* BEGIN Dataset content *

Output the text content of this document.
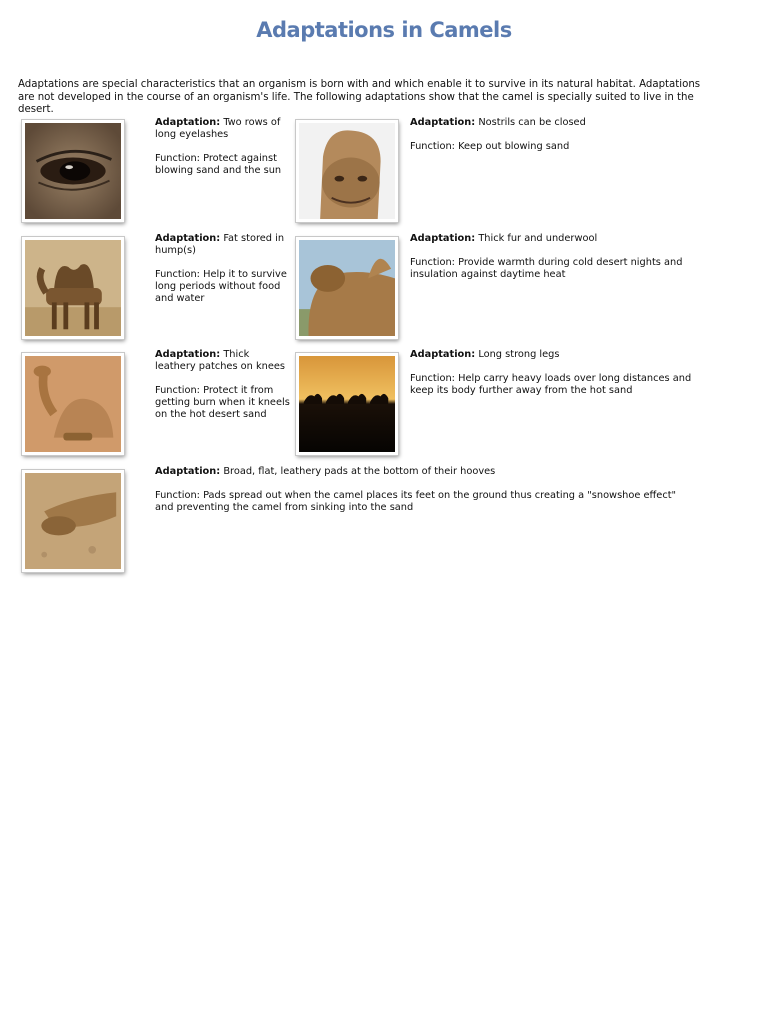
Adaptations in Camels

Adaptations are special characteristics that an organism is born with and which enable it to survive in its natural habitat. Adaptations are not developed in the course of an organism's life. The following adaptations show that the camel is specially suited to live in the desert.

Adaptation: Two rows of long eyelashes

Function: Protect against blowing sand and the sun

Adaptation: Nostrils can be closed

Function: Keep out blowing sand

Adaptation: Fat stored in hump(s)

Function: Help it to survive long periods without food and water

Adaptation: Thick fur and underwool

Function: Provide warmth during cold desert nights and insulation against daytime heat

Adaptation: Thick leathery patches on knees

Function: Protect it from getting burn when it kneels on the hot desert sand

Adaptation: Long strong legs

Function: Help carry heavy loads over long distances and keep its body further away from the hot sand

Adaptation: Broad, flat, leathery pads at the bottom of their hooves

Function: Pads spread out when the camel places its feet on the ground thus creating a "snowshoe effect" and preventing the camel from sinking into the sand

* END Dataset content *
* BEGIN Dataset content *

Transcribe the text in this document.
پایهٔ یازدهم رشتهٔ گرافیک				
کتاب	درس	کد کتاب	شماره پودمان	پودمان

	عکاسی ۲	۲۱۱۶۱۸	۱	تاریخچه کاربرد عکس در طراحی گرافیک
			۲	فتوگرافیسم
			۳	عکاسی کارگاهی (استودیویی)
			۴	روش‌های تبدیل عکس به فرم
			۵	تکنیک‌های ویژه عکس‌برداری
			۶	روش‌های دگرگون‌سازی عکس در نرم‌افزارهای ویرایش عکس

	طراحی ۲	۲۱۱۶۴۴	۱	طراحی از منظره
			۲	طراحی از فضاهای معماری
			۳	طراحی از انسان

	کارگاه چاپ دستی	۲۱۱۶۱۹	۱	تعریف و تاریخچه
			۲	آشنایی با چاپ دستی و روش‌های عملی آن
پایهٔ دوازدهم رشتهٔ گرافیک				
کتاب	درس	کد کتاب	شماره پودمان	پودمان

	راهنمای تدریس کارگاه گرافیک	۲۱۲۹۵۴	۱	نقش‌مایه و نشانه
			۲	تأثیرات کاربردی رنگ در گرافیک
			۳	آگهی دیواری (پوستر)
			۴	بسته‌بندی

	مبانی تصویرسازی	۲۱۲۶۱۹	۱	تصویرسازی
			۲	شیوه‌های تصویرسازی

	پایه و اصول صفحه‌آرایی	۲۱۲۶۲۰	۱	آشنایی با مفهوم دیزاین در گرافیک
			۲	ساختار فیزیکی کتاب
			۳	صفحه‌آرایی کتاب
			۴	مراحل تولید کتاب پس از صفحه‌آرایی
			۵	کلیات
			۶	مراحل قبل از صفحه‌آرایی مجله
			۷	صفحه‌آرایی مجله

* END Dataset content *

Exercise instructions: Show each line of the listing that holds the string "تصویرسازی".

Worked answer:
	مبانی تصویرسازی	۲۱۲۶۱۹	۱	تصویرسازی
			۲	شیوه‌های تصویرسازی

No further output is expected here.